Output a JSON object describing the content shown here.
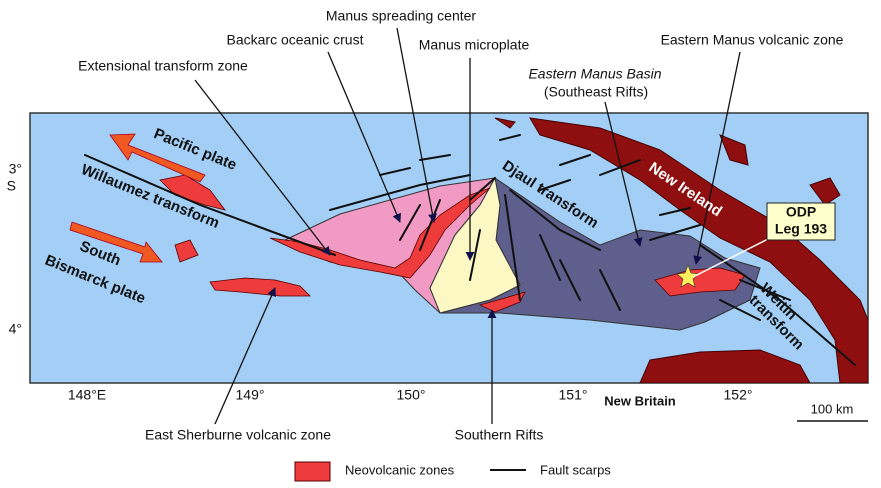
{
  "callouts": {
    "manus_spreading_center": "Manus spreading center",
    "backarc_oceanic_crust": "Backarc oceanic crust",
    "manus_microplate": "Manus microplate",
    "eastern_manus_volcanic_zone": "Eastern Manus volcanic zone",
    "extensional_transform_zone": "Extensional transform zone",
    "eastern_manus_basin": [
      "Eastern Manus Basin",
      "(Southeast Rifts)"
    ],
    "east_sherburne_volcanic_zone": "East Sherburne volcanic zone",
    "southern_rifts": "Southern Rifts"
  },
  "map": {
    "latitude_labels": [
      "3°",
      "S",
      "4°"
    ],
    "longitude_labels": [
      "148°E",
      "149°",
      "150°",
      "151°",
      "152°"
    ],
    "features": {
      "pacific_plate": "Pacific plate",
      "willaumez_transform": "Willaumez transform",
      "south_bismarck_plate": [
        "South",
        "Bismarck plate"
      ],
      "djaul_transform": "Djaul transform",
      "new_ireland": "New Ireland",
      "new_britain": "New Britain",
      "weitin_transform": [
        "Weitin",
        "transform"
      ],
      "odp_site": [
        "ODP",
        "Leg 193"
      ]
    }
  },
  "scale_bar": "100 km",
  "legend": [
    {
      "label": "Neovolcanic zones"
    },
    {
      "label": "Fault scarps"
    }
  ]
}
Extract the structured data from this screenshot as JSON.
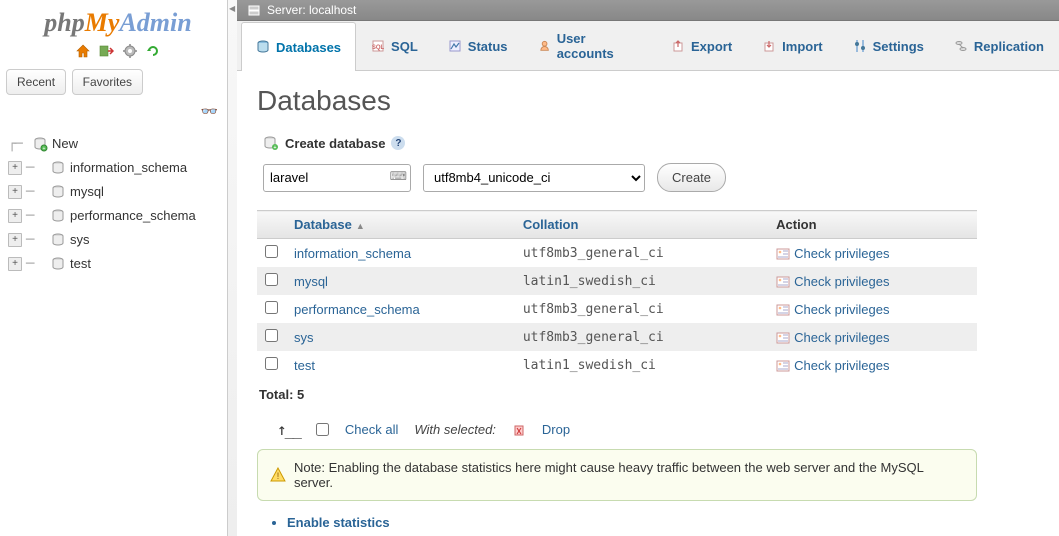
{
  "logo": {
    "part1": "php",
    "part2": "My",
    "part3": "Admin"
  },
  "nav_tabs": {
    "recent": "Recent",
    "favorites": "Favorites"
  },
  "tree": {
    "new_label": "New",
    "items": [
      "information_schema",
      "mysql",
      "performance_schema",
      "sys",
      "test"
    ]
  },
  "server_label": "Server: localhost",
  "tabs": [
    {
      "label": "Databases",
      "active": true
    },
    {
      "label": "SQL"
    },
    {
      "label": "Status"
    },
    {
      "label": "User accounts"
    },
    {
      "label": "Export"
    },
    {
      "label": "Import"
    },
    {
      "label": "Settings"
    },
    {
      "label": "Replication"
    }
  ],
  "page_title": "Databases",
  "create": {
    "heading": "Create database",
    "input_value": "laravel",
    "collation_selected": "utf8mb4_unicode_ci",
    "button": "Create"
  },
  "table": {
    "head_database": "Database",
    "head_collation": "Collation",
    "head_action": "Action",
    "check_privileges": "Check privileges",
    "rows": [
      {
        "name": "information_schema",
        "collation": "utf8mb3_general_ci"
      },
      {
        "name": "mysql",
        "collation": "latin1_swedish_ci"
      },
      {
        "name": "performance_schema",
        "collation": "utf8mb3_general_ci"
      },
      {
        "name": "sys",
        "collation": "utf8mb3_general_ci"
      },
      {
        "name": "test",
        "collation": "latin1_swedish_ci"
      }
    ],
    "total_label": "Total: 5"
  },
  "bulk": {
    "check_all": "Check all",
    "with_selected": "With selected:",
    "drop": "Drop"
  },
  "note": "Note: Enabling the database statistics here might cause heavy traffic between the web server and the MySQL server.",
  "enable_stats": "Enable statistics",
  "colors": {
    "link": "#2a6496",
    "orange": "#e97b00",
    "blue": "#799ed4"
  }
}
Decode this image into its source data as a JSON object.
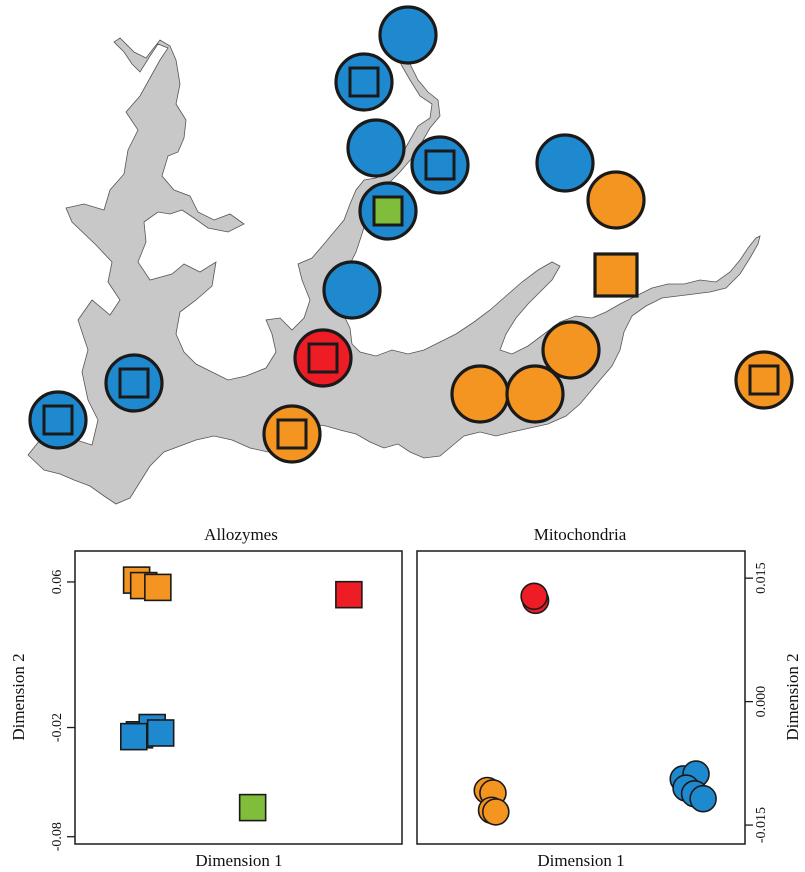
{
  "colors": {
    "blue": "#1f89cf",
    "orange": "#f39520",
    "red": "#ee1c24",
    "green": "#7fbd3a",
    "outline": "#1a1a1a",
    "lake": "#c8c8c8"
  },
  "map": {
    "sites": [
      {
        "color": "blue",
        "inner_square": false
      },
      {
        "color": "blue",
        "inner_square": true
      },
      {
        "color": "blue",
        "inner_square": false
      },
      {
        "color": "blue",
        "inner_square": true
      },
      {
        "color": "blue",
        "inner_square": true,
        "inner_color": "green"
      },
      {
        "color": "blue",
        "inner_square": false
      },
      {
        "color": "red",
        "inner_square": true
      },
      {
        "color": "blue",
        "inner_square": true
      },
      {
        "color": "blue",
        "inner_square": true
      },
      {
        "color": "orange",
        "inner_square": true
      },
      {
        "color": "blue",
        "inner_square": false
      },
      {
        "color": "orange",
        "inner_square": false
      },
      {
        "color": "orange",
        "square_only": true
      },
      {
        "color": "orange",
        "inner_square": false
      },
      {
        "color": "orange",
        "inner_square": false
      },
      {
        "color": "orange",
        "inner_square": false
      },
      {
        "color": "orange",
        "inner_square": true
      }
    ]
  },
  "chart_data": [
    {
      "type": "scatter",
      "title": "Allozymes",
      "xlabel": "Dimension 1",
      "ylabel": "Dimension 2",
      "marker": "square",
      "y_axis_side": "left",
      "yticks": [
        "0.06",
        "-0.02",
        "-0.08"
      ],
      "ytick_values": [
        0.06,
        -0.02,
        -0.08
      ],
      "ylim": [
        -0.084,
        0.077
      ],
      "xlim": [
        0,
        1
      ],
      "points": [
        {
          "x": 0.14,
          "y": 0.061,
          "color": "orange"
        },
        {
          "x": 0.165,
          "y": 0.058,
          "color": "orange"
        },
        {
          "x": 0.215,
          "y": 0.057,
          "color": "orange"
        },
        {
          "x": 0.15,
          "y": -0.024,
          "color": "blue"
        },
        {
          "x": 0.195,
          "y": -0.02,
          "color": "blue"
        },
        {
          "x": 0.225,
          "y": -0.023,
          "color": "blue"
        },
        {
          "x": 0.13,
          "y": -0.025,
          "color": "blue"
        },
        {
          "x": 0.89,
          "y": 0.053,
          "color": "red"
        },
        {
          "x": 0.55,
          "y": -0.064,
          "color": "green"
        }
      ]
    },
    {
      "type": "scatter",
      "title": "Mitochondria",
      "xlabel": "Dimension 1",
      "ylabel": "Dimension 2",
      "marker": "circle",
      "y_axis_side": "right",
      "yticks": [
        "0.015",
        "0.000",
        "-0.015"
      ],
      "ytick_values": [
        0.015,
        0.0,
        -0.015
      ],
      "ylim": [
        -0.0173,
        0.0183
      ],
      "xlim": [
        0,
        1
      ],
      "points": [
        {
          "x": 0.34,
          "y": 0.0123,
          "color": "red"
        },
        {
          "x": 0.335,
          "y": 0.0128,
          "color": "red"
        },
        {
          "x": 0.17,
          "y": -0.0108,
          "color": "orange"
        },
        {
          "x": 0.19,
          "y": -0.0111,
          "color": "orange"
        },
        {
          "x": 0.185,
          "y": -0.0132,
          "color": "orange"
        },
        {
          "x": 0.2,
          "y": -0.0134,
          "color": "orange"
        },
        {
          "x": 0.86,
          "y": -0.0094,
          "color": "blue"
        },
        {
          "x": 0.905,
          "y": -0.0088,
          "color": "blue"
        },
        {
          "x": 0.87,
          "y": -0.0105,
          "color": "blue"
        },
        {
          "x": 0.9,
          "y": -0.0112,
          "color": "blue"
        },
        {
          "x": 0.93,
          "y": -0.0118,
          "color": "blue"
        }
      ]
    }
  ]
}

**EXERCISE REQUIREMENTS**
Select, from the listing, all lines that include the word "object".

**FULL OUTPUT**
Output a JSON object describing the content shown here.
Decode this image into its source data as a JSON object.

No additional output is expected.